Print the records below exactly as they appear.

Saved data entries:
--------

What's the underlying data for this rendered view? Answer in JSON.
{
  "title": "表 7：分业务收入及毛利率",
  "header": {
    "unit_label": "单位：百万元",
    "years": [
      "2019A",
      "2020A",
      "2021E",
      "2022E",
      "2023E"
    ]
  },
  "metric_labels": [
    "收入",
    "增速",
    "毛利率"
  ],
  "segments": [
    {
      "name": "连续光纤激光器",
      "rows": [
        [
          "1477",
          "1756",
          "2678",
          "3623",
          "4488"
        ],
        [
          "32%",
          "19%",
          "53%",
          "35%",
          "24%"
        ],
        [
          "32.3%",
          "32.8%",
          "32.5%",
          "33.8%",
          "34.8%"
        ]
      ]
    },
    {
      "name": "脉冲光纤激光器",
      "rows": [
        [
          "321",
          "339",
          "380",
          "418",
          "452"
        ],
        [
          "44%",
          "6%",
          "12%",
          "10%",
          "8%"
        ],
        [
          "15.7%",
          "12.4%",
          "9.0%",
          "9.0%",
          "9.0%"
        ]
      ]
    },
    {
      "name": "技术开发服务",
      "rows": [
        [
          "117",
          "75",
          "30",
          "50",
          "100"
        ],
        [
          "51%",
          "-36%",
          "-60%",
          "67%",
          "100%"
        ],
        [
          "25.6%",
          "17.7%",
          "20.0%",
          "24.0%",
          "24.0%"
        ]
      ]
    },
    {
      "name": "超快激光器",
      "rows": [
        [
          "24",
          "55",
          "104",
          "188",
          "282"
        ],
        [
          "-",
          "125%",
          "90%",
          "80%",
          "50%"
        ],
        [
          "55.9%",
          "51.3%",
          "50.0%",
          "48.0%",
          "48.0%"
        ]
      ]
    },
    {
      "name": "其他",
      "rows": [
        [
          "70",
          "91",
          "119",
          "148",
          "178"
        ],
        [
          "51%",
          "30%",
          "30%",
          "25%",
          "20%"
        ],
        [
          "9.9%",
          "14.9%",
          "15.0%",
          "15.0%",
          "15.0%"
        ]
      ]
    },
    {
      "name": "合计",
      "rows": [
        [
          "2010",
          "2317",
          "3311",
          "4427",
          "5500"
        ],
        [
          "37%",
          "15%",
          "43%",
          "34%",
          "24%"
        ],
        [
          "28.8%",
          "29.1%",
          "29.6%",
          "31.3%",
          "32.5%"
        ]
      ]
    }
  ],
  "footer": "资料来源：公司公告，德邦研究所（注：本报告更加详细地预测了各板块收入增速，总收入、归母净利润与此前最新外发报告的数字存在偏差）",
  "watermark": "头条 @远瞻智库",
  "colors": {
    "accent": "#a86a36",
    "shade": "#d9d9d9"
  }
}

--------

> WORKED ANSWER
What's the underlying data for this rendered view? Answer in JSON.
{
  "title": "表 7：分业务收入及毛利率",
  "header": {
    "unit_label": "单位：百万元",
    "years": [
      "2019A",
      "2020A",
      "2021E",
      "2022E",
      "2023E"
    ]
  },
  "metric_labels": [
    "收入",
    "增速",
    "毛利率"
  ],
  "segments": [
    {
      "name": "连续光纤激光器",
      "rows": [
        [
          "1477",
          "1756",
          "2678",
          "3623",
          "4488"
        ],
        [
          "32%",
          "19%",
          "53%",
          "35%",
          "24%"
        ],
        [
          "32.3%",
          "32.8%",
          "32.5%",
          "33.8%",
          "34.8%"
        ]
      ]
    },
    {
      "name": "脉冲光纤激光器",
      "rows": [
        [
          "321",
          "339",
          "380",
          "418",
          "452"
        ],
        [
          "44%",
          "6%",
          "12%",
          "10%",
          "8%"
        ],
        [
          "15.7%",
          "12.4%",
          "9.0%",
          "9.0%",
          "9.0%"
        ]
      ]
    },
    {
      "name": "技术开发服务",
      "rows": [
        [
          "117",
          "75",
          "30",
          "50",
          "100"
        ],
        [
          "51%",
          "-36%",
          "-60%",
          "67%",
          "100%"
        ],
        [
          "25.6%",
          "17.7%",
          "20.0%",
          "24.0%",
          "24.0%"
        ]
      ]
    },
    {
      "name": "超快激光器",
      "rows": [
        [
          "24",
          "55",
          "104",
          "188",
          "282"
        ],
        [
          "-",
          "125%",
          "90%",
          "80%",
          "50%"
        ],
        [
          "55.9%",
          "51.3%",
          "50.0%",
          "48.0%",
          "48.0%"
        ]
      ]
    },
    {
      "name": "其他",
      "rows": [
        [
          "70",
          "91",
          "119",
          "148",
          "178"
        ],
        [
          "51%",
          "30%",
          "30%",
          "25%",
          "20%"
        ],
        [
          "9.9%",
          "14.9%",
          "15.0%",
          "15.0%",
          "15.0%"
        ]
      ]
    },
    {
      "name": "合计",
      "rows": [
        [
          "2010",
          "2317",
          "3311",
          "4427",
          "5500"
        ],
        [
          "37%",
          "15%",
          "43%",
          "34%",
          "24%"
        ],
        [
          "28.8%",
          "29.1%",
          "29.6%",
          "31.3%",
          "32.5%"
        ]
      ]
    }
  ],
  "footer": "资料来源：公司公告，德邦研究所（注：本报告更加详细地预测了各板块收入增速，总收入、归母净利润与此前最新外发报告的数字存在偏差）",
  "watermark": "头条 @远瞻智库",
  "colors": {
    "accent": "#a86a36",
    "shade": "#d9d9d9"
  }
}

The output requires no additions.